» The exercise:
Track down every line below that holds "Display" and copy it.

» Exercise data:
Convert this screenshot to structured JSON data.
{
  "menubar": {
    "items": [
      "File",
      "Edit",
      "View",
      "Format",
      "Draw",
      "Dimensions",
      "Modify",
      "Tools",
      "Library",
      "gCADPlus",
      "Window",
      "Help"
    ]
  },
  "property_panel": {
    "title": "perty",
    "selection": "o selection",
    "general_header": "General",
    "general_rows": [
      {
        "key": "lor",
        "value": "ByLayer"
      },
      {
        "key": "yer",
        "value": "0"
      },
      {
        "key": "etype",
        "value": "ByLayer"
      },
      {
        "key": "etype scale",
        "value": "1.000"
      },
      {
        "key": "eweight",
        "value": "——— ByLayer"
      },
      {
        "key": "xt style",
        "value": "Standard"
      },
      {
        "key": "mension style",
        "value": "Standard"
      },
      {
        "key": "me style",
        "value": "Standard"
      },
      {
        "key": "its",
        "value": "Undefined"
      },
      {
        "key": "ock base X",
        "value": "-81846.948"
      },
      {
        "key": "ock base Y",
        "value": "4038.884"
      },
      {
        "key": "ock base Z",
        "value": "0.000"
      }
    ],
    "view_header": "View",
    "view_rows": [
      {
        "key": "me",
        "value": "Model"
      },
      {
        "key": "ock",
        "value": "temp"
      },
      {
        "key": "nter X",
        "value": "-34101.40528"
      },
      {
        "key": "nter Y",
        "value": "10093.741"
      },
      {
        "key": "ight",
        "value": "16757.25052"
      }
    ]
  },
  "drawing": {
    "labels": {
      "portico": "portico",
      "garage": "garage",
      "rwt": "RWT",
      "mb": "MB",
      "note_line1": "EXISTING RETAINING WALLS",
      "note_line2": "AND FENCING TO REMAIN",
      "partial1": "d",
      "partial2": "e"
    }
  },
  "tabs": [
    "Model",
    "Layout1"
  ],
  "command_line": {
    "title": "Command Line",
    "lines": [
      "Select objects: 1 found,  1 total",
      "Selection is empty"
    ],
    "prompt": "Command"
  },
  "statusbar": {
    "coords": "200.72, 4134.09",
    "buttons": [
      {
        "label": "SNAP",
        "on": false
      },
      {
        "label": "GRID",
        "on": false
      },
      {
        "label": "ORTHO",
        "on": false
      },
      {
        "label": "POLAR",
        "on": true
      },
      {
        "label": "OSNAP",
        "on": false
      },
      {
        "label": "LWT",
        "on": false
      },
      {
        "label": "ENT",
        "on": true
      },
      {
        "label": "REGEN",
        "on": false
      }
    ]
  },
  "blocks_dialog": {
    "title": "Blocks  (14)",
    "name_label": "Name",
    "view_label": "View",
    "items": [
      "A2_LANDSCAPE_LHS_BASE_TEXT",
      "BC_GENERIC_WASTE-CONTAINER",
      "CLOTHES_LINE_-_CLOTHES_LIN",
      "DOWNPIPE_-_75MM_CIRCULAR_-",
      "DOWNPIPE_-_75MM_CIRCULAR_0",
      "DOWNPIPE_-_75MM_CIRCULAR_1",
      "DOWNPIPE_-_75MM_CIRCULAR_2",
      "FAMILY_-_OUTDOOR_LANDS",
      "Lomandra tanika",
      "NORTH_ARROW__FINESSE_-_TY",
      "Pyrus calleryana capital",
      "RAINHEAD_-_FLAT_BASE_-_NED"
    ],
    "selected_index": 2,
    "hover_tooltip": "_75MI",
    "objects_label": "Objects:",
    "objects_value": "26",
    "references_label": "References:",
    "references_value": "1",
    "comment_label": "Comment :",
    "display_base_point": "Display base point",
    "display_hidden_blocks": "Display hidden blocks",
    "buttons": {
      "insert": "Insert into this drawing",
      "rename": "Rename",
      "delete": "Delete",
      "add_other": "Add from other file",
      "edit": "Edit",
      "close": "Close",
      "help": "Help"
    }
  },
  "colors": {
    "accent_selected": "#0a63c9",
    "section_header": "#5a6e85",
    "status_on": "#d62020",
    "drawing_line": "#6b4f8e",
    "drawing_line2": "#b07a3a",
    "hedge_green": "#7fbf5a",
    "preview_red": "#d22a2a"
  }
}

» Exercise answer:
    "display_base_point": "Display base point",
    "display_hidden_blocks": "Display hidden blocks",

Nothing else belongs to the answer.